Find the lines of data that contain the string "Attribution", then list them.
⟨
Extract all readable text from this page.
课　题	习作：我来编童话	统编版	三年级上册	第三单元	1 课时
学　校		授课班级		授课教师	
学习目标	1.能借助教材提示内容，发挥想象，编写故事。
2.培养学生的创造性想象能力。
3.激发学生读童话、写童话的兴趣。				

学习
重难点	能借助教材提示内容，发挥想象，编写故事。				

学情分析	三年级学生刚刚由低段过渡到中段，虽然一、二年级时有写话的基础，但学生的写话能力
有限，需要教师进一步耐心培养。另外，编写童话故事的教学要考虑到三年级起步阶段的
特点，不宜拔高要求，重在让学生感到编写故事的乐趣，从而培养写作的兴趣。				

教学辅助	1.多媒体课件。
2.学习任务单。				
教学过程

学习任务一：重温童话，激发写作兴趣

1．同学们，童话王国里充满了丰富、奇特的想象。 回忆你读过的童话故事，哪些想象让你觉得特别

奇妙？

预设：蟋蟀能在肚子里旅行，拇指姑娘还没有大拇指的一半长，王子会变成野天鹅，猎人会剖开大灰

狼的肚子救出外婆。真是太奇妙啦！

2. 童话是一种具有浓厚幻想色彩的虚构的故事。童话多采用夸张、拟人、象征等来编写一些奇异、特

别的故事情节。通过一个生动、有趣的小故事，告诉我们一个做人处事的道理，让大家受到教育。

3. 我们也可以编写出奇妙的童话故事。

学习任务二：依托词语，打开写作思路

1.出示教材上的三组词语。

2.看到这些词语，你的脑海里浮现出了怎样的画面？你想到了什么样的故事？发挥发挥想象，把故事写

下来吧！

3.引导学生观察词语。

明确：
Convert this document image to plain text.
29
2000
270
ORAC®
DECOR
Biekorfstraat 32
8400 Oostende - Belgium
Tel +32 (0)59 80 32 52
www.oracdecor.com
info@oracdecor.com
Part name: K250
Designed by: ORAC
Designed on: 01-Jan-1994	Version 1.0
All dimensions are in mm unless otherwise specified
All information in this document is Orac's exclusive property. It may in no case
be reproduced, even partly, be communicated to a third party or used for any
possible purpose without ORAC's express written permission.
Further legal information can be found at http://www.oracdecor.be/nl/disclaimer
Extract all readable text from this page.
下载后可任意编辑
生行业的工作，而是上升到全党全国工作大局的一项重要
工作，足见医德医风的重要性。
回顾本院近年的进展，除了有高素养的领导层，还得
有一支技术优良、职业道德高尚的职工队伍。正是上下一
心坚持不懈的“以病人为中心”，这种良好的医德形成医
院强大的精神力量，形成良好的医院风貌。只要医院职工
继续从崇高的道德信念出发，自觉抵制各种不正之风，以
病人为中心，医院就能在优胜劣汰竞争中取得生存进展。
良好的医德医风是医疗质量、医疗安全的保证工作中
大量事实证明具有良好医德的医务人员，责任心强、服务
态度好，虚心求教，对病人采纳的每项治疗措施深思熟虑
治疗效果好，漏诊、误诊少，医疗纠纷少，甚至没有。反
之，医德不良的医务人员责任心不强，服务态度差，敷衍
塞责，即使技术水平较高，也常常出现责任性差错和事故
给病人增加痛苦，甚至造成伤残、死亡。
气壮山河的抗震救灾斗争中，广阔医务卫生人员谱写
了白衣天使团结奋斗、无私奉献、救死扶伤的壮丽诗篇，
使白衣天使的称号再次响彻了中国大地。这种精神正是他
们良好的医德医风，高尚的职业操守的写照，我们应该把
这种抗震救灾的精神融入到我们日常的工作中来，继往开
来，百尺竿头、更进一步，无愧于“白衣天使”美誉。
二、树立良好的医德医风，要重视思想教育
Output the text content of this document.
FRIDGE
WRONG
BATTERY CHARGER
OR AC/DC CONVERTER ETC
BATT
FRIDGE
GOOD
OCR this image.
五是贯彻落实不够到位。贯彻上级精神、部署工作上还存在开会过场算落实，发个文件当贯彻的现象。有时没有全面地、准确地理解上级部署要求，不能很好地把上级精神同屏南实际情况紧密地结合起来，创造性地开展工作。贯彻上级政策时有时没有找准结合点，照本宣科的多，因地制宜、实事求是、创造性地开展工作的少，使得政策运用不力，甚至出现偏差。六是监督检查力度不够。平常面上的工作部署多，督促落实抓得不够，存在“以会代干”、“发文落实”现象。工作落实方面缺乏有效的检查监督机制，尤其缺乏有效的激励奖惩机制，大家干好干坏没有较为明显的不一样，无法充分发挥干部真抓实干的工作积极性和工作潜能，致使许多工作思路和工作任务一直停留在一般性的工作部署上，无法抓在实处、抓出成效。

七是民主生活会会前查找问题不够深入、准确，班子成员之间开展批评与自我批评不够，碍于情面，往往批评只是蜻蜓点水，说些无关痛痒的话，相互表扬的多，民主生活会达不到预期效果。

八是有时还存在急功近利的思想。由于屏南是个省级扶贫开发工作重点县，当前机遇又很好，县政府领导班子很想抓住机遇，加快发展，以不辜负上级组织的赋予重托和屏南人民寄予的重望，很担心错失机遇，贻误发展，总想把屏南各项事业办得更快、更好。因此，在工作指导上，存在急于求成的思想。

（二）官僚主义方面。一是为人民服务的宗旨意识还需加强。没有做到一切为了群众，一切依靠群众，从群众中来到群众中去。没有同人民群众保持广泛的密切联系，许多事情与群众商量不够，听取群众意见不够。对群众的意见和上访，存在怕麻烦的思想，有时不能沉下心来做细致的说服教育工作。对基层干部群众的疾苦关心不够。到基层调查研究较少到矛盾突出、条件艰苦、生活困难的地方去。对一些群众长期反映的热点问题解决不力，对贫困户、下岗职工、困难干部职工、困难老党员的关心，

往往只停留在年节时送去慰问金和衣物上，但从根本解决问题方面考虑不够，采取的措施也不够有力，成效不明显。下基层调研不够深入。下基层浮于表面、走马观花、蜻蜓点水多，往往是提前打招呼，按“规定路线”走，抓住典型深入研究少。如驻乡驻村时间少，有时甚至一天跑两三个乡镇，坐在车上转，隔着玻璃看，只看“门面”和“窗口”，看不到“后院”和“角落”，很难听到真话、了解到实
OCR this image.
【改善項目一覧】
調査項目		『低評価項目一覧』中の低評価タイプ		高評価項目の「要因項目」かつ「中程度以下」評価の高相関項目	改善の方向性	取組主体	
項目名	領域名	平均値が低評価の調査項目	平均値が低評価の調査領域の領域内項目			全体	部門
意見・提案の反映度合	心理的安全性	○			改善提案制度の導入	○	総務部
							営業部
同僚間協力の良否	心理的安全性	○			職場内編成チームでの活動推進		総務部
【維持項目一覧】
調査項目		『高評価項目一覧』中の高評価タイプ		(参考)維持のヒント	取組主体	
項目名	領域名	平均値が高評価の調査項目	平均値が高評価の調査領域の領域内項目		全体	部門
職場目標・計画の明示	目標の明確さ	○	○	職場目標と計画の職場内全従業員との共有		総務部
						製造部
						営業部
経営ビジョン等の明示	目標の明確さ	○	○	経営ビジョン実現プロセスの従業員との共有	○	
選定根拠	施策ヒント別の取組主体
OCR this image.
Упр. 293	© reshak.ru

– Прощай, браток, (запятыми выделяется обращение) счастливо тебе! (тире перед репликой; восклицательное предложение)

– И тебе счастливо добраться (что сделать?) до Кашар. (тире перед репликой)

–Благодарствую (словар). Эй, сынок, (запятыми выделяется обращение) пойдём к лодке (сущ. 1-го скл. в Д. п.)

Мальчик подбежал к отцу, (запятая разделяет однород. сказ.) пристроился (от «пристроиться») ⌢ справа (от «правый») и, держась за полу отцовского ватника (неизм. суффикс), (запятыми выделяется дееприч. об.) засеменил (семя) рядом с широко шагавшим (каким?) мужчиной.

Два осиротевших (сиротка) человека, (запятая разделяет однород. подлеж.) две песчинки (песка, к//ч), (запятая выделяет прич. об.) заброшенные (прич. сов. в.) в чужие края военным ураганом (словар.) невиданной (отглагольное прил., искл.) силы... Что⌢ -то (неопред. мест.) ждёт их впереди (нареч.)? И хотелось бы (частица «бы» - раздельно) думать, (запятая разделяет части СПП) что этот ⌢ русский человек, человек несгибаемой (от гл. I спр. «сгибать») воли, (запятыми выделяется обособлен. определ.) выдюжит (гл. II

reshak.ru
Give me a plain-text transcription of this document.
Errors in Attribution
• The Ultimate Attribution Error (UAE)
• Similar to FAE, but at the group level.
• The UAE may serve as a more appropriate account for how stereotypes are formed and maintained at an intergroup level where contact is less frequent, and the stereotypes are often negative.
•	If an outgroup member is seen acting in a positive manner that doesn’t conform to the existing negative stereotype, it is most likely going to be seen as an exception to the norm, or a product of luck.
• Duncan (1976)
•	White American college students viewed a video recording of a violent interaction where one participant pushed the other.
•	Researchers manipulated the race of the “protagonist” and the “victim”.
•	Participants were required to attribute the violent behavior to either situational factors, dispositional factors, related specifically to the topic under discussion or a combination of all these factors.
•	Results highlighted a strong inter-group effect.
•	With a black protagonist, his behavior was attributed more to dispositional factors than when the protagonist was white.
⟩
Solution to this exercise
Errors in Attribution
• The Ultimate Attribution Error (UAE)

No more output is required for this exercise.